### Data lines ###

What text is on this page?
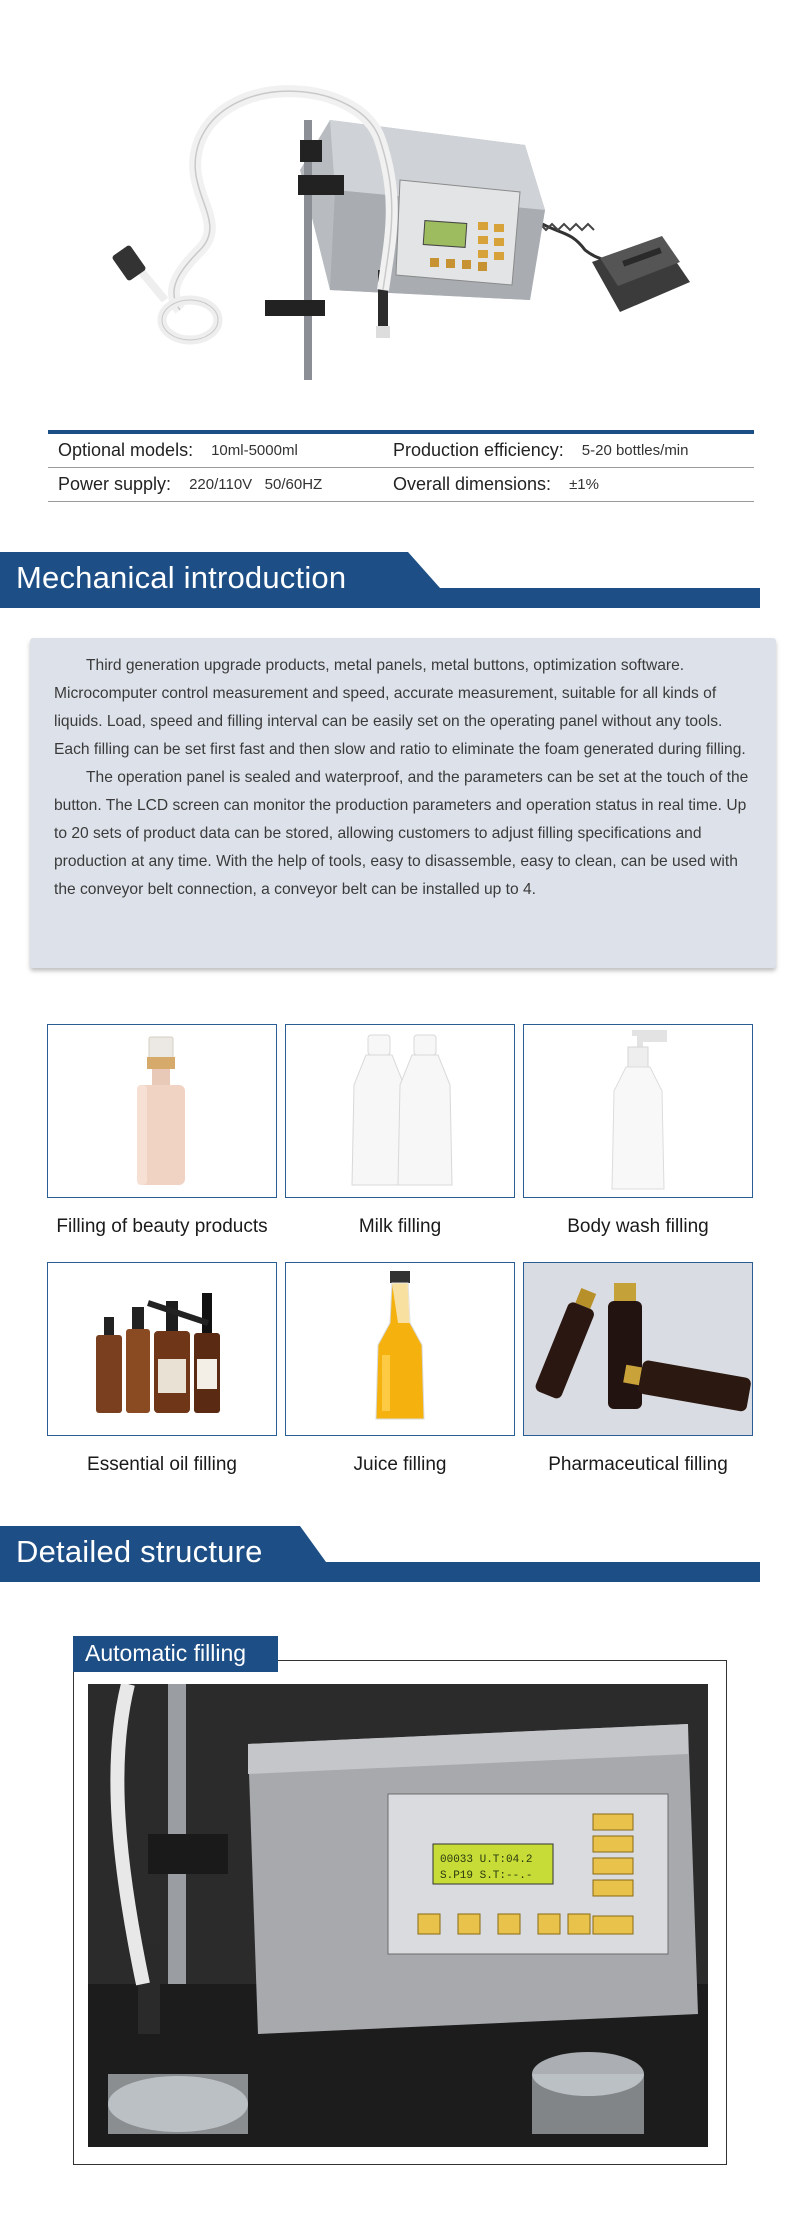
Optional models: 10ml-5000ml	Production efficiency: 5-20 bottles/min
Power supply: 220/110V   50/60HZ	Overall dimensions: ±1%
Mechanical introduction

Third generation upgrade products, metal panels, metal buttons, optimization software. Microcomputer control measurement and speed, accurate measurement, suitable for all kinds of liquids. Load, speed and filling interval can be easily set on the operating panel without any tools. Each filling can be set first fast and then slow and ratio to eliminate the foam generated during filling.

The operation panel is sealed and waterproof, and the parameters can be set at the touch of the button. The LCD screen can monitor the production parameters and operation status in real time. Up to 20 sets of product data can be stored, allowing customers to adjust filling specifications and production at any time. With the help of tools, easy to disassemble, easy to clean, can be used with the conveyor belt connection, a conveyor belt can be installed up to 4.

Filling of beauty products	Milk filling	Body wash filling
Essential oil filling	Juice filling	Pharmaceutical filling
Detailed structure
00033 U.T:04.2
S.P19 S.T:--.-
Automatic filling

###

__What is being asked__: Every record above should be transcribed exactly; the pictures stay out of the copy.

__Task solution__:
What text is on this page?
Optional models: 10ml-5000ml	Production efficiency: 5-20 bottles/min
Power supply: 220/110V   50/60HZ	Overall dimensions: ±1%
Mechanical introduction

Third generation upgrade products, metal panels, metal buttons, optimization software. Microcomputer control measurement and speed, accurate measurement, suitable for all kinds of liquids. Load, speed and filling interval can be easily set on the operating panel without any tools. Each filling can be set first fast and then slow and ratio to eliminate the foam generated during filling.

The operation panel is sealed and waterproof, and the parameters can be set at the touch of the button. The LCD screen can monitor the production parameters and operation status in real time. Up to 20 sets of product data can be stored, allowing customers to adjust filling specifications and production at any time. With the help of tools, easy to disassemble, easy to clean, can be used with the conveyor belt connection, a conveyor belt can be installed up to 4.

Filling of beauty products	Milk filling	Body wash filling
Essential oil filling	Juice filling	Pharmaceutical filling
Detailed structure
00033 U.T:04.2
S.P19 S.T:--.-
Automatic filling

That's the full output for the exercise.